PROVIDED PASSAGE ::
◇ ◇ ◇ ◇

Fierce Media further pointed out that the article had few details on the supposed sale nor did it quote anybody by name or who was even talking about the issue. The uptick in the stock price makes the whole thing feel a little suspicious. I don’t think Roku is pushing the story but I think that somebody who has something to gain by manipulating the stock market may be.

And as is usual, every headline touting the supposed interest is based on the same unsubstantiated account from Business Insider. When there are multiple publications reporting a story, some readers think “well look at all the people saying it, it must be true”. Keep in mind, a lot of people said that the year 2000 would lead to all of our computers self-destructing too.

Not that Netflix or Roku would openly admit it if they were going to do something before they had to file the actual paperwork on such a transaction, but the story has the feel of a slow news cycle story.

One should ask the question, why would Netflix go in that direction? The argument that some are making is that it would give Netflix a bully platform to market their content. This is not incorrect. Some speculate that it would help Netflix navigate adding advertisements to its content. Again this is logical, but Netflix can hire its own advertising people. It is not as though Roku invented the whole idea.

If a merger between Roku and Netflix came off, it would also be the kind of merger that puts two entities that do completely different things together. And we have seen again and again that this does not work. There was a good reason that Roku, which started as a Netflix project to bring streaming to TVs in the first place ended up being a totally separate company.

All over the communications and entertainment industry, we are seeing companies untangle odd pairings. AT&T thought it could get ahead by buying into TV channels and distribution platforms and found itself trying to force square pegs into round holes. Netflix is a content company, Roku, despite its own investment into original content is a platform advertising company. Netflix does not need any help getting onto platforms. It’s on all of them.

Does anybody remember AOL Time Warner? Shoot does anybody remember AOL?

◇ ◇ ◇ ◇

RECORDS SHOWN ::

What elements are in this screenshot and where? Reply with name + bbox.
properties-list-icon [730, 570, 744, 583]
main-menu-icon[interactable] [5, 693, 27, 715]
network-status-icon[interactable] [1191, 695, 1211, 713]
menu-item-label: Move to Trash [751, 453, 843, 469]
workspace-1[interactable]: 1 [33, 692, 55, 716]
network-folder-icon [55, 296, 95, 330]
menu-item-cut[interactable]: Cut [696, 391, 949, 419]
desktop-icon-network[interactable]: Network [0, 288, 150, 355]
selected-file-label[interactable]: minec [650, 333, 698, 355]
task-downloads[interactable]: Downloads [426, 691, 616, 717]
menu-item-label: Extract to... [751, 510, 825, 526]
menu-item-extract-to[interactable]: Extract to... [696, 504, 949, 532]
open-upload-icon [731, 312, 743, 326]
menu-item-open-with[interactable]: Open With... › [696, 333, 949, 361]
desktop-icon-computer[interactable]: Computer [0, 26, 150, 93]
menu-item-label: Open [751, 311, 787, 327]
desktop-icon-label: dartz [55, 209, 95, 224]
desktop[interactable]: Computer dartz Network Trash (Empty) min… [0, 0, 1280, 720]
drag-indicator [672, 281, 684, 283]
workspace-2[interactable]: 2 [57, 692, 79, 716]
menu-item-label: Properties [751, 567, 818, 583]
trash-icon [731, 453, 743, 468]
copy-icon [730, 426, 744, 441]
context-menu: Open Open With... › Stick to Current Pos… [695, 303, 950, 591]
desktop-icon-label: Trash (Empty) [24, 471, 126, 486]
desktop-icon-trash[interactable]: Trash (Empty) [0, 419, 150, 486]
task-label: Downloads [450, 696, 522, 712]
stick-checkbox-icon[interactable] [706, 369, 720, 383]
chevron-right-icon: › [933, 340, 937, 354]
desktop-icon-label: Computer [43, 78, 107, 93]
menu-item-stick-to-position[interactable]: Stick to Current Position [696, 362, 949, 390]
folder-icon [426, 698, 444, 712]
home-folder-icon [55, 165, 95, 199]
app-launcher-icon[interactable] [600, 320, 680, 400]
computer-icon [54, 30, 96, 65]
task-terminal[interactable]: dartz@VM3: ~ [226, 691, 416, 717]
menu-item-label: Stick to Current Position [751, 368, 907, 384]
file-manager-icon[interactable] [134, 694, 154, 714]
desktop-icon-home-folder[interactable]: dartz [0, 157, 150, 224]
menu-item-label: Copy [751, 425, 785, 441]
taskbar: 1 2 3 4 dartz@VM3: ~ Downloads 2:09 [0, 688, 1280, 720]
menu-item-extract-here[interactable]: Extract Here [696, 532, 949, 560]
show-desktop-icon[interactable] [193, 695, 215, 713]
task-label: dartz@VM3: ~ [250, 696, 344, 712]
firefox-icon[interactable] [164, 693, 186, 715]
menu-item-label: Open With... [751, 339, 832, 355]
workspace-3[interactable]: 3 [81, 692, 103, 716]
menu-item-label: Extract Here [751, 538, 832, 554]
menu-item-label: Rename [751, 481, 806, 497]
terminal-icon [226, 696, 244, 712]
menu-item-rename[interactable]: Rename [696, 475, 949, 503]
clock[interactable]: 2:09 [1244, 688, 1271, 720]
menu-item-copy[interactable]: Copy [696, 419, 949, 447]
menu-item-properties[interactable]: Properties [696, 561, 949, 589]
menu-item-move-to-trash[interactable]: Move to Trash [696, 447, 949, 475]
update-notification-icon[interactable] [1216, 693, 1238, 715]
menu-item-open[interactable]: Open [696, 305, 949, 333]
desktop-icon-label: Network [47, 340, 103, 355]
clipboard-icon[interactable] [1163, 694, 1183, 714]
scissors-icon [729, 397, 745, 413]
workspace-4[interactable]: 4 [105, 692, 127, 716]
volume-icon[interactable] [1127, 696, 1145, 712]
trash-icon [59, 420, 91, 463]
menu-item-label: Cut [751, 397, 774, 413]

◇ ◇ ◇ ◇

REQUIREMENT ::
Please pick up the article on the rumored Netflix purchase of Roku after its final sentence and carry it forward.

ANSWER TO THIS TASK ::
Some companies belong together. The merger between Viacom and CBS made perfect sense. Two companies that make content that can complement the other merged to make an existing streaming service more viable and expand the portfolio of their respective studios. Heck, the two were one company before already.

Another major story was Disney buying out its partners with Hulu. The merger with 20th century Fox and so on give a studio more studios, It gave it more intellectual property, it gave Disney more control of Hulu which it had been developing for years. Similarly, if Disney were to purchase a company that owned theme parks like say, “Sea World” it could be an expansion of its brand or a way to get more of a foothold in Florida. But it would probably not want to buy McDonalds, because they don’t do the same thing.

So right now I am going to lump Netflix buying Roku alongside of the Cheap Apple TV rumor, the “Apple is making a TV rumor, the expectation of a Microsoft cloud player device and others. Expect Netflix to concentrate on steadying the ship, reducing spending, and rolling out its new tiers. If Roku is going to be involved in any major transactions it is much more likely to be the one buying. I would keep an eye on Roku and Starz, or Redbox. You have to seriously consider how a company will work once the deal is done.

Of course, I can totally be wrong. So we will see. But until a reputable source comes forward this is nothing.